Below are entries. Pull out all lines containing "icon".

··········

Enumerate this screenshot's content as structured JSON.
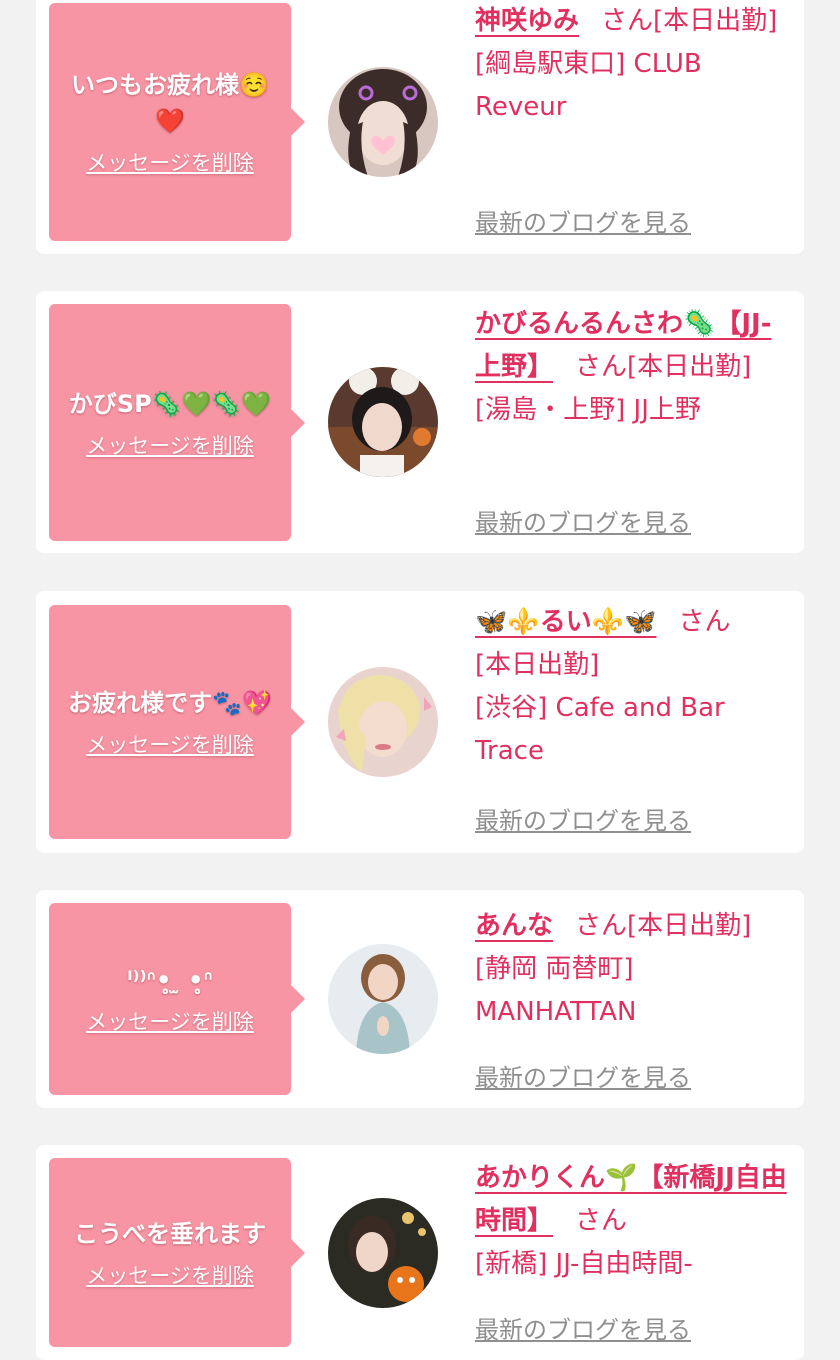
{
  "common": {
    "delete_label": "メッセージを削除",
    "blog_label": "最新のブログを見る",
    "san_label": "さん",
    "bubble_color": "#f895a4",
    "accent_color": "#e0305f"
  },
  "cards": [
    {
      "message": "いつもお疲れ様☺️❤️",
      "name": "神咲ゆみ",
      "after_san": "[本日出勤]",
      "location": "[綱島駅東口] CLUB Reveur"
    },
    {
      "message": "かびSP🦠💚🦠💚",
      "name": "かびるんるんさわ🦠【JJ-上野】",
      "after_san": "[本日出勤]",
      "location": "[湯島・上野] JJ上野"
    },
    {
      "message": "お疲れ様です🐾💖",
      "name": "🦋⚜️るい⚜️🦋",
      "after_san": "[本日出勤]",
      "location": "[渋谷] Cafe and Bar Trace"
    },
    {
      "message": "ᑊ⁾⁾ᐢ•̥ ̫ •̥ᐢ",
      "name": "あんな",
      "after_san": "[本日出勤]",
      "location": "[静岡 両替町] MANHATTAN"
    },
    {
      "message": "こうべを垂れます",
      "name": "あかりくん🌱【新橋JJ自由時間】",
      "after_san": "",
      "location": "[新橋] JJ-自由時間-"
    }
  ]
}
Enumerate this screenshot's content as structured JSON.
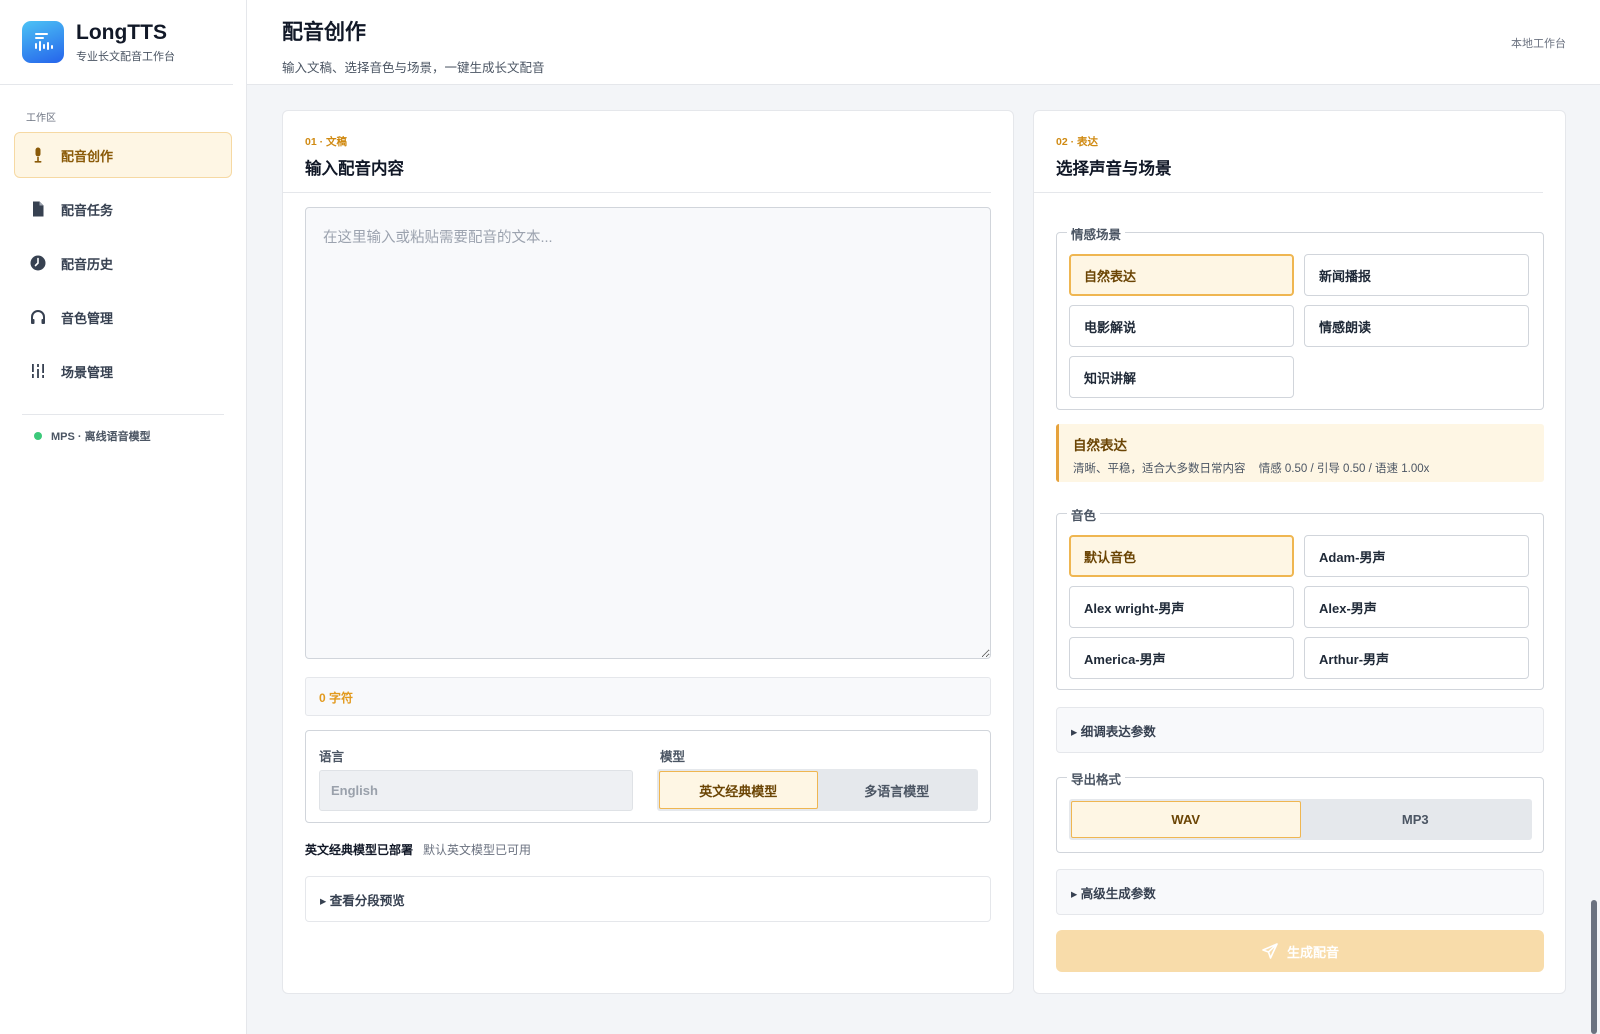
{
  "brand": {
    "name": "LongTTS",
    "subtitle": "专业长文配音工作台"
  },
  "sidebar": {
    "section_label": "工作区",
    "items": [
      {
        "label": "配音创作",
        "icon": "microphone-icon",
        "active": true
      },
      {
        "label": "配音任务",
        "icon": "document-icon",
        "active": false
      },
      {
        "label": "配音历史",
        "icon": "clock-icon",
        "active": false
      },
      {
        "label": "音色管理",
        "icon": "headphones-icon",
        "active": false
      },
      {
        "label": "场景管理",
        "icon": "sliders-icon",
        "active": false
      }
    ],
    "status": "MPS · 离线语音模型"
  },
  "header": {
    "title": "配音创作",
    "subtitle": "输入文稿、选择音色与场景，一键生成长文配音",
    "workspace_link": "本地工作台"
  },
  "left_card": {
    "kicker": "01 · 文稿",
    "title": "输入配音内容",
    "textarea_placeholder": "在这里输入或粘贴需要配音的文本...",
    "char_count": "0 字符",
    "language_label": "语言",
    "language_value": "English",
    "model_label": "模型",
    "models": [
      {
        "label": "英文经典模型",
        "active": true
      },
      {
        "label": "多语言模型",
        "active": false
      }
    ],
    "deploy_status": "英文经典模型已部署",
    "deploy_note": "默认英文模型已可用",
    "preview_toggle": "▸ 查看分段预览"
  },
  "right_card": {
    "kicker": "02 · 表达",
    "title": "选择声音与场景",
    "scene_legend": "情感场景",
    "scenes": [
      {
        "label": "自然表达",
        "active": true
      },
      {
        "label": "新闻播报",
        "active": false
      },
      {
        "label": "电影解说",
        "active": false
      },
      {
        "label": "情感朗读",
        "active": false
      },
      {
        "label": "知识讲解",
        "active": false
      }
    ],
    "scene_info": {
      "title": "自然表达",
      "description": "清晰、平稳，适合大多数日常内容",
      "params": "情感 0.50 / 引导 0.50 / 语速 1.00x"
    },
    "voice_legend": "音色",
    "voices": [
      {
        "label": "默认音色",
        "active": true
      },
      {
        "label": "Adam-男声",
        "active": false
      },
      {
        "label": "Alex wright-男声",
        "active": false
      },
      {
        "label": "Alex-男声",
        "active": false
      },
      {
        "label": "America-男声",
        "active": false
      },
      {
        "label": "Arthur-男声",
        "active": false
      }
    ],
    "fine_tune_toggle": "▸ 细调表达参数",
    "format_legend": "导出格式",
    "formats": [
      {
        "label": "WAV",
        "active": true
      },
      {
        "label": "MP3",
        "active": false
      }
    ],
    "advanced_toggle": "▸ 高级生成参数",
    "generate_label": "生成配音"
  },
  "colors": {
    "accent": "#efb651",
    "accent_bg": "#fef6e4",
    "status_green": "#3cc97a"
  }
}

··········

*THE COMPLETED TASK*:
        "icon": "microphone-icon",
        "icon": "document-icon",
        "icon": "clock-icon",
        "icon": "headphones-icon",
        "icon": "sliders-icon",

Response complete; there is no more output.